* Problem to solve *
Only the number is wanted: count the lines that include the word "subscript".

Structured figure records
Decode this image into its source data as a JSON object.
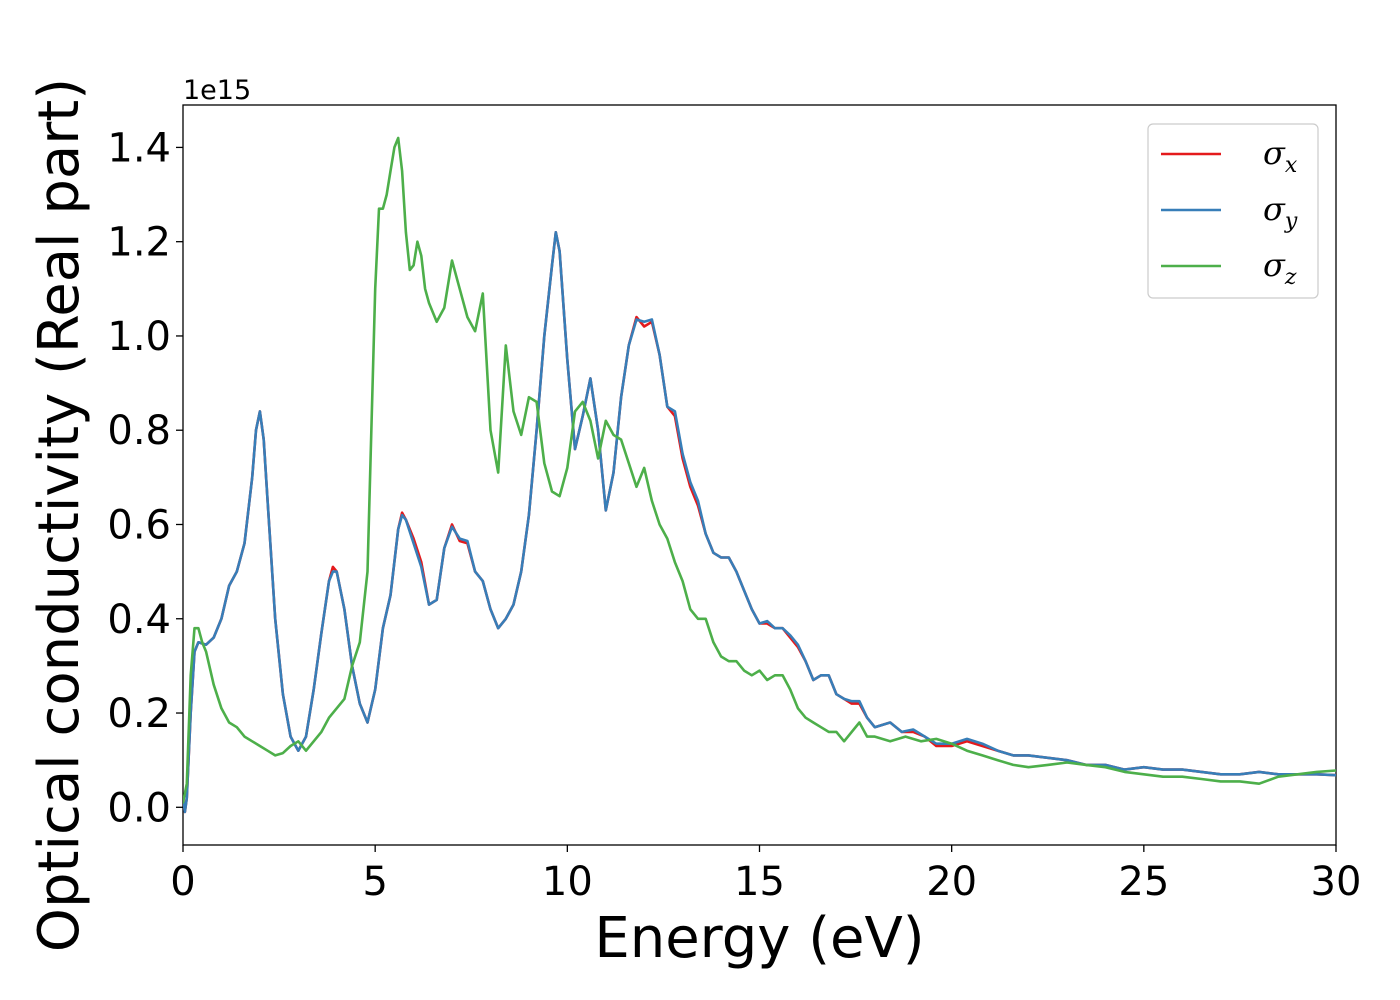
{
  "chart_data": {
    "type": "line",
    "title": "",
    "xlabel": "Energy (eV)",
    "ylabel": "Optical conductivity (Real part)",
    "y_offset_label": "1e15",
    "xlim": [
      0,
      30
    ],
    "ylim": [
      -0.08,
      1.49
    ],
    "x_ticks": [
      0,
      5,
      10,
      15,
      20,
      25,
      30
    ],
    "x_tick_labels": [
      "0",
      "5",
      "10",
      "15",
      "20",
      "25",
      "30"
    ],
    "y_ticks": [
      0.0,
      0.2,
      0.4,
      0.6,
      0.8,
      1.0,
      1.2,
      1.4
    ],
    "y_tick_labels": [
      "0.0",
      "0.2",
      "0.4",
      "0.6",
      "0.8",
      "1.0",
      "1.2",
      "1.4"
    ],
    "grid": false,
    "legend_position": "top-right",
    "series": [
      {
        "name": "σx",
        "symbol": "σ",
        "subscript": "x",
        "color": "#e41a1c",
        "x": [
          0,
          0.05,
          0.1,
          0.2,
          0.3,
          0.4,
          0.6,
          0.8,
          1.0,
          1.2,
          1.4,
          1.6,
          1.8,
          1.9,
          2.0,
          2.1,
          2.2,
          2.4,
          2.6,
          2.8,
          3.0,
          3.2,
          3.4,
          3.6,
          3.8,
          3.9,
          4.0,
          4.2,
          4.4,
          4.6,
          4.8,
          5.0,
          5.2,
          5.4,
          5.6,
          5.7,
          5.8,
          6.0,
          6.2,
          6.4,
          6.6,
          6.8,
          7.0,
          7.2,
          7.4,
          7.6,
          7.8,
          8.0,
          8.2,
          8.4,
          8.6,
          8.8,
          9.0,
          9.2,
          9.4,
          9.6,
          9.7,
          9.8,
          10.0,
          10.2,
          10.4,
          10.6,
          10.8,
          11.0,
          11.2,
          11.4,
          11.6,
          11.8,
          12.0,
          12.2,
          12.4,
          12.6,
          12.8,
          13.0,
          13.2,
          13.4,
          13.6,
          13.8,
          14.0,
          14.2,
          14.4,
          14.6,
          14.8,
          15.0,
          15.2,
          15.4,
          15.6,
          15.8,
          16.0,
          16.2,
          16.4,
          16.6,
          16.8,
          17.0,
          17.2,
          17.4,
          17.6,
          17.8,
          18.0,
          18.4,
          18.7,
          19.0,
          19.3,
          19.6,
          20.0,
          20.4,
          20.8,
          21.2,
          21.6,
          22.0,
          22.5,
          23.0,
          23.5,
          24.0,
          24.5,
          25.0,
          25.5,
          26.0,
          26.5,
          27.0,
          27.5,
          28.0,
          28.5,
          29.0,
          29.5,
          30.0
        ],
        "y": [
          0.02,
          -0.01,
          0.02,
          0.2,
          0.33,
          0.35,
          0.345,
          0.36,
          0.4,
          0.47,
          0.5,
          0.56,
          0.7,
          0.8,
          0.84,
          0.78,
          0.65,
          0.4,
          0.24,
          0.15,
          0.12,
          0.15,
          0.25,
          0.37,
          0.48,
          0.51,
          0.5,
          0.42,
          0.3,
          0.22,
          0.18,
          0.25,
          0.38,
          0.45,
          0.59,
          0.625,
          0.61,
          0.57,
          0.52,
          0.43,
          0.44,
          0.55,
          0.6,
          0.565,
          0.56,
          0.5,
          0.48,
          0.42,
          0.38,
          0.4,
          0.43,
          0.5,
          0.62,
          0.8,
          1.0,
          1.15,
          1.22,
          1.18,
          0.95,
          0.76,
          0.83,
          0.91,
          0.8,
          0.63,
          0.71,
          0.87,
          0.98,
          1.04,
          1.02,
          1.03,
          0.96,
          0.85,
          0.83,
          0.74,
          0.68,
          0.64,
          0.58,
          0.54,
          0.53,
          0.53,
          0.5,
          0.46,
          0.42,
          0.39,
          0.39,
          0.38,
          0.38,
          0.36,
          0.34,
          0.31,
          0.27,
          0.28,
          0.28,
          0.24,
          0.23,
          0.22,
          0.22,
          0.19,
          0.17,
          0.18,
          0.16,
          0.16,
          0.15,
          0.13,
          0.13,
          0.14,
          0.13,
          0.12,
          0.11,
          0.11,
          0.105,
          0.1,
          0.09,
          0.09,
          0.08,
          0.085,
          0.08,
          0.08,
          0.075,
          0.07,
          0.07,
          0.075,
          0.07,
          0.07,
          0.07,
          0.068
        ]
      },
      {
        "name": "σy",
        "symbol": "σ",
        "subscript": "y",
        "color": "#377eb8",
        "x": [
          0,
          0.05,
          0.1,
          0.2,
          0.3,
          0.4,
          0.6,
          0.8,
          1.0,
          1.2,
          1.4,
          1.6,
          1.8,
          1.9,
          2.0,
          2.1,
          2.2,
          2.4,
          2.6,
          2.8,
          3.0,
          3.2,
          3.4,
          3.6,
          3.8,
          3.9,
          4.0,
          4.2,
          4.4,
          4.6,
          4.8,
          5.0,
          5.2,
          5.4,
          5.6,
          5.7,
          5.8,
          6.0,
          6.2,
          6.4,
          6.6,
          6.8,
          7.0,
          7.2,
          7.4,
          7.6,
          7.8,
          8.0,
          8.2,
          8.4,
          8.6,
          8.8,
          9.0,
          9.2,
          9.4,
          9.6,
          9.7,
          9.8,
          10.0,
          10.2,
          10.4,
          10.6,
          10.8,
          11.0,
          11.2,
          11.4,
          11.6,
          11.8,
          12.0,
          12.2,
          12.4,
          12.6,
          12.8,
          13.0,
          13.2,
          13.4,
          13.6,
          13.8,
          14.0,
          14.2,
          14.4,
          14.6,
          14.8,
          15.0,
          15.2,
          15.4,
          15.6,
          15.8,
          16.0,
          16.2,
          16.4,
          16.6,
          16.8,
          17.0,
          17.2,
          17.4,
          17.6,
          17.8,
          18.0,
          18.4,
          18.7,
          19.0,
          19.3,
          19.6,
          20.0,
          20.4,
          20.8,
          21.2,
          21.6,
          22.0,
          22.5,
          23.0,
          23.5,
          24.0,
          24.5,
          25.0,
          25.5,
          26.0,
          26.5,
          27.0,
          27.5,
          28.0,
          28.5,
          29.0,
          29.5,
          30.0
        ],
        "y": [
          0.02,
          -0.01,
          0.02,
          0.2,
          0.33,
          0.35,
          0.345,
          0.36,
          0.4,
          0.47,
          0.5,
          0.56,
          0.7,
          0.8,
          0.84,
          0.78,
          0.65,
          0.4,
          0.24,
          0.15,
          0.12,
          0.15,
          0.25,
          0.37,
          0.48,
          0.5,
          0.5,
          0.42,
          0.3,
          0.22,
          0.18,
          0.25,
          0.38,
          0.45,
          0.59,
          0.62,
          0.61,
          0.56,
          0.51,
          0.43,
          0.44,
          0.55,
          0.595,
          0.57,
          0.565,
          0.5,
          0.48,
          0.42,
          0.38,
          0.4,
          0.43,
          0.5,
          0.62,
          0.8,
          1.0,
          1.15,
          1.22,
          1.18,
          0.95,
          0.76,
          0.83,
          0.91,
          0.8,
          0.63,
          0.71,
          0.87,
          0.98,
          1.035,
          1.03,
          1.035,
          0.96,
          0.85,
          0.84,
          0.75,
          0.69,
          0.65,
          0.58,
          0.54,
          0.53,
          0.53,
          0.5,
          0.46,
          0.42,
          0.39,
          0.395,
          0.38,
          0.38,
          0.365,
          0.345,
          0.31,
          0.27,
          0.28,
          0.28,
          0.24,
          0.23,
          0.225,
          0.225,
          0.19,
          0.17,
          0.18,
          0.16,
          0.165,
          0.15,
          0.135,
          0.135,
          0.145,
          0.135,
          0.12,
          0.11,
          0.11,
          0.105,
          0.1,
          0.09,
          0.09,
          0.08,
          0.085,
          0.08,
          0.08,
          0.075,
          0.07,
          0.07,
          0.075,
          0.07,
          0.07,
          0.07,
          0.068
        ]
      },
      {
        "name": "σz",
        "symbol": "σ",
        "subscript": "z",
        "color": "#4daf4a",
        "x": [
          0,
          0.1,
          0.2,
          0.3,
          0.4,
          0.5,
          0.6,
          0.8,
          1.0,
          1.2,
          1.4,
          1.6,
          1.8,
          2.0,
          2.2,
          2.4,
          2.6,
          2.8,
          3.0,
          3.2,
          3.4,
          3.6,
          3.8,
          4.0,
          4.2,
          4.4,
          4.6,
          4.8,
          5.0,
          5.1,
          5.2,
          5.3,
          5.4,
          5.5,
          5.6,
          5.7,
          5.8,
          5.9,
          6.0,
          6.1,
          6.2,
          6.3,
          6.4,
          6.6,
          6.8,
          7.0,
          7.2,
          7.4,
          7.6,
          7.8,
          8.0,
          8.2,
          8.4,
          8.6,
          8.8,
          9.0,
          9.2,
          9.4,
          9.6,
          9.8,
          10.0,
          10.2,
          10.4,
          10.6,
          10.8,
          11.0,
          11.2,
          11.4,
          11.6,
          11.8,
          12.0,
          12.2,
          12.4,
          12.6,
          12.8,
          13.0,
          13.2,
          13.4,
          13.6,
          13.8,
          14.0,
          14.2,
          14.4,
          14.6,
          14.8,
          15.0,
          15.2,
          15.4,
          15.6,
          15.8,
          16.0,
          16.2,
          16.4,
          16.6,
          16.8,
          17.0,
          17.2,
          17.4,
          17.6,
          17.8,
          18.0,
          18.4,
          18.8,
          19.2,
          19.6,
          20.0,
          20.4,
          20.8,
          21.2,
          21.6,
          22.0,
          22.5,
          23.0,
          23.5,
          24.0,
          24.5,
          25.0,
          25.5,
          26.0,
          26.5,
          27.0,
          27.5,
          28.0,
          28.5,
          29.0,
          29.5,
          30.0
        ],
        "y": [
          0.01,
          0.05,
          0.28,
          0.38,
          0.38,
          0.35,
          0.33,
          0.26,
          0.21,
          0.18,
          0.17,
          0.15,
          0.14,
          0.13,
          0.12,
          0.11,
          0.115,
          0.13,
          0.14,
          0.12,
          0.14,
          0.16,
          0.19,
          0.21,
          0.23,
          0.3,
          0.35,
          0.5,
          1.1,
          1.27,
          1.27,
          1.3,
          1.35,
          1.4,
          1.42,
          1.35,
          1.22,
          1.14,
          1.15,
          1.2,
          1.17,
          1.1,
          1.07,
          1.03,
          1.06,
          1.16,
          1.1,
          1.04,
          1.01,
          1.09,
          0.8,
          0.71,
          0.98,
          0.84,
          0.79,
          0.87,
          0.86,
          0.73,
          0.67,
          0.66,
          0.72,
          0.84,
          0.86,
          0.82,
          0.74,
          0.82,
          0.79,
          0.78,
          0.73,
          0.68,
          0.72,
          0.65,
          0.6,
          0.57,
          0.52,
          0.48,
          0.42,
          0.4,
          0.4,
          0.35,
          0.32,
          0.31,
          0.31,
          0.29,
          0.28,
          0.29,
          0.27,
          0.28,
          0.28,
          0.25,
          0.21,
          0.19,
          0.18,
          0.17,
          0.16,
          0.16,
          0.14,
          0.16,
          0.18,
          0.15,
          0.15,
          0.14,
          0.15,
          0.14,
          0.145,
          0.135,
          0.12,
          0.11,
          0.1,
          0.09,
          0.085,
          0.09,
          0.095,
          0.09,
          0.085,
          0.075,
          0.07,
          0.065,
          0.065,
          0.06,
          0.055,
          0.055,
          0.05,
          0.065,
          0.07,
          0.075,
          0.078
        ]
      }
    ]
  }
}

* Solution to this problem *
3